PROBLEM DETAILS - Every line that holds "JSON" should be shown.

Data listing -
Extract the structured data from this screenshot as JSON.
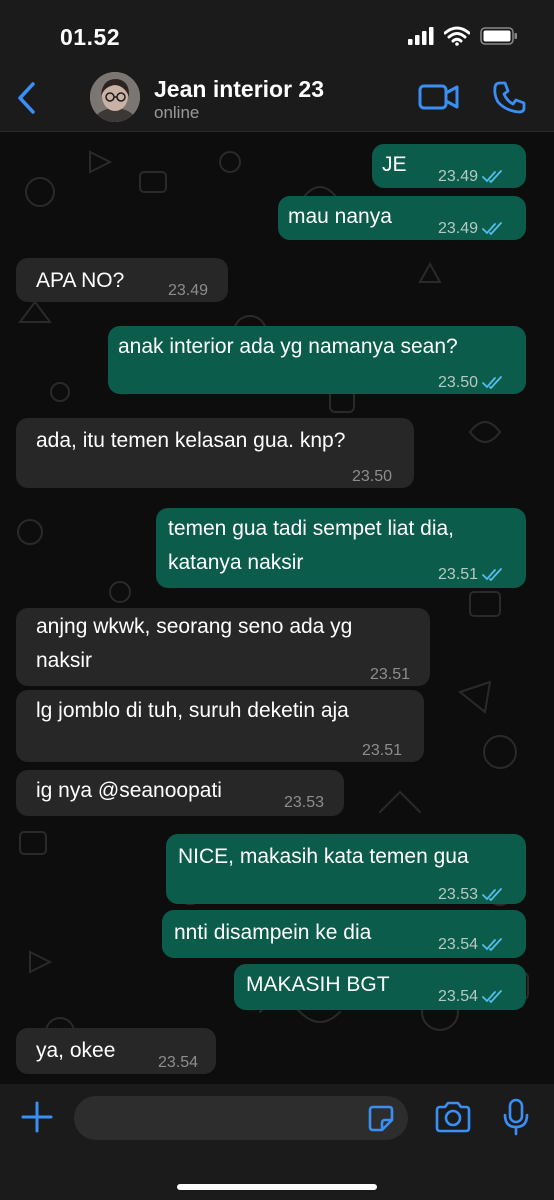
{
  "status_bar": {
    "time": "01.52"
  },
  "header": {
    "contact_name": "Jean interior 23",
    "contact_status": "online"
  },
  "messages": [
    {
      "direction": "out",
      "lines": [
        "JE"
      ],
      "time": "23.49",
      "read": true
    },
    {
      "direction": "out",
      "lines": [
        "mau nanya"
      ],
      "time": "23.49",
      "read": true
    },
    {
      "direction": "in",
      "lines": [
        "APA NO?"
      ],
      "time": "23.49"
    },
    {
      "direction": "out",
      "lines": [
        "anak interior ada yg namanya sean?"
      ],
      "time": "23.50",
      "read": true
    },
    {
      "direction": "in",
      "lines": [
        "ada, itu temen kelasan gua. knp?"
      ],
      "time": "23.50"
    },
    {
      "direction": "out",
      "lines": [
        "temen gua tadi sempet liat dia,",
        "katanya naksir"
      ],
      "time": "23.51",
      "read": true
    },
    {
      "direction": "in",
      "lines": [
        "anjng wkwk, seorang seno ada yg",
        "naksir"
      ],
      "time": "23.51"
    },
    {
      "direction": "in",
      "lines": [
        "lg jomblo di tuh, suruh deketin aja"
      ],
      "time": "23.51"
    },
    {
      "direction": "in",
      "lines": [
        "ig nya @seanoopati"
      ],
      "time": "23.53"
    },
    {
      "direction": "out",
      "lines": [
        "NICE, makasih kata temen gua"
      ],
      "time": "23.53",
      "read": true
    },
    {
      "direction": "out",
      "lines": [
        "nnti disampein ke dia"
      ],
      "time": "23.54",
      "read": true
    },
    {
      "direction": "out",
      "lines": [
        "MAKASIH BGT"
      ],
      "time": "23.54",
      "read": true
    },
    {
      "direction": "in",
      "lines": [
        "ya, okee"
      ],
      "time": "23.54"
    }
  ],
  "input_bar": {
    "placeholder": ""
  },
  "colors": {
    "accent": "#3a8ff5",
    "outgoing_bubble": "#0b5c4b",
    "incoming_bubble": "#272727",
    "read_tick": "#53bdeb"
  },
  "icons": {
    "back": "chevron-left-icon",
    "video": "video-camera-icon",
    "call": "phone-icon",
    "attach": "plus-icon",
    "sticker": "sticker-icon",
    "camera": "camera-icon",
    "mic": "microphone-icon"
  }
}
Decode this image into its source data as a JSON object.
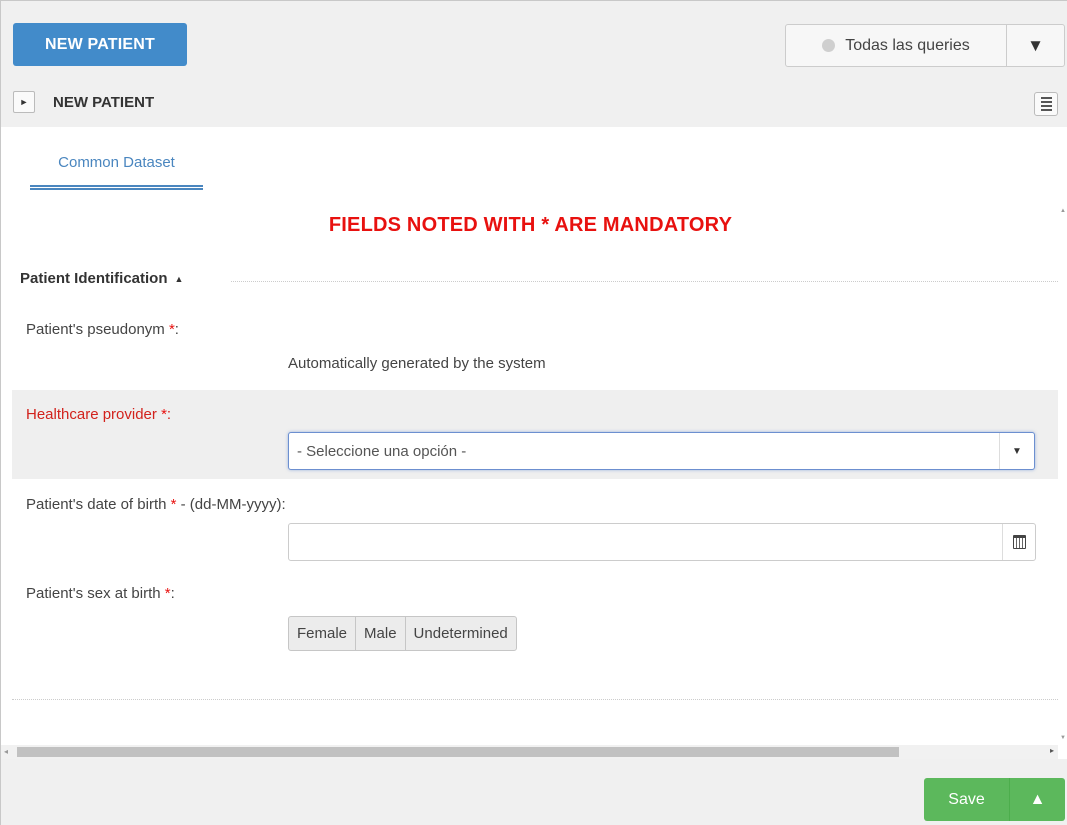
{
  "header": {
    "new_patient_button": "NEW PATIENT",
    "queries_label": "Todas las queries",
    "queries_caret": "▼"
  },
  "section": {
    "expand_glyph": "►",
    "title": "NEW PATIENT"
  },
  "tabs": [
    {
      "label": "Common Dataset",
      "active": true
    }
  ],
  "form": {
    "mandatory_notice": "FIELDS NOTED WITH * ARE MANDATORY",
    "group_title": "Patient Identification",
    "group_caret": "▲",
    "required_mark": "*",
    "pseudonym": {
      "label": "Patient's pseudonym ",
      "suffix": ":",
      "value": "Automatically generated by the system"
    },
    "provider": {
      "label": "Healthcare provider ",
      "suffix": ":",
      "selected": "- Seleccione una opción -",
      "arrow": "▼"
    },
    "dob": {
      "label": "Patient's date of birth ",
      "suffix": " - (dd-MM-yyyy):",
      "value": ""
    },
    "sex": {
      "label": "Patient's sex at birth ",
      "suffix": ":",
      "options": [
        "Female",
        "Male",
        "Undetermined"
      ]
    }
  },
  "scroll": {
    "left_arrow": "◂",
    "right_arrow": "▸",
    "up_arrow": "▲",
    "down_arrow": "▼"
  },
  "footer": {
    "save_button": "Save",
    "save_caret": "▲"
  },
  "colors": {
    "primary": "#428bca",
    "success": "#5cb85c",
    "required": "#e8110f",
    "tab_accent": "#4a86bf"
  }
}
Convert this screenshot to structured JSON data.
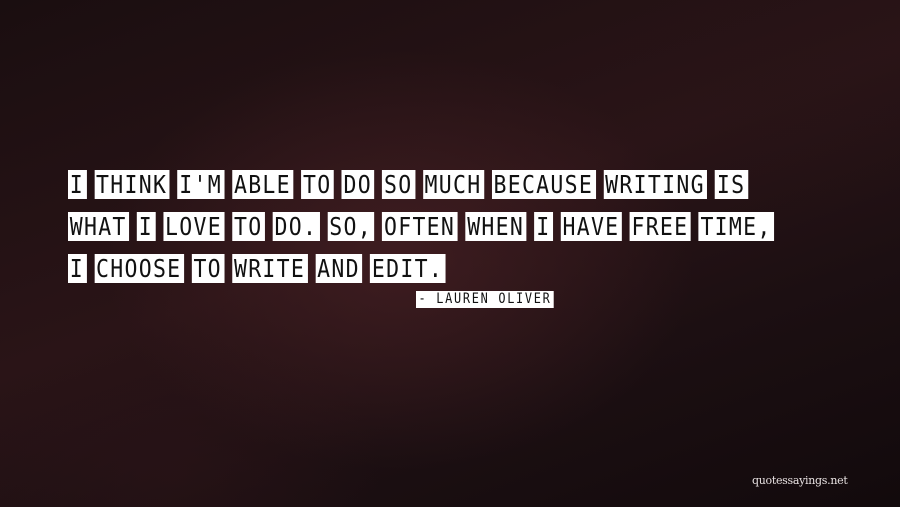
{
  "quote": {
    "lines": [
      [
        "I",
        "THINK",
        "I'M",
        "ABLE",
        "TO",
        "DO",
        "SO",
        "MUCH",
        "BECAUSE",
        "WRITING",
        "IS"
      ],
      [
        "WHAT",
        "I",
        "LOVE",
        "TO",
        "DO.",
        "SO,",
        "OFTEN",
        "WHEN",
        "I",
        "HAVE",
        "FREE",
        "TIME,"
      ],
      [
        "I",
        "CHOOSE",
        "TO",
        "WRITE",
        "AND",
        "EDIT."
      ]
    ]
  },
  "author": "- LAUREN OLIVER",
  "watermark": "quotessayings.net",
  "colors": {
    "background": "#1e1012",
    "highlight": "#ffffff",
    "text": "#111111"
  }
}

CORRECT RESULT -
Extract the structured data from this screenshot as JSON.
Decode this image into its source data as a JSON object.
Convert this screenshot to structured JSON data.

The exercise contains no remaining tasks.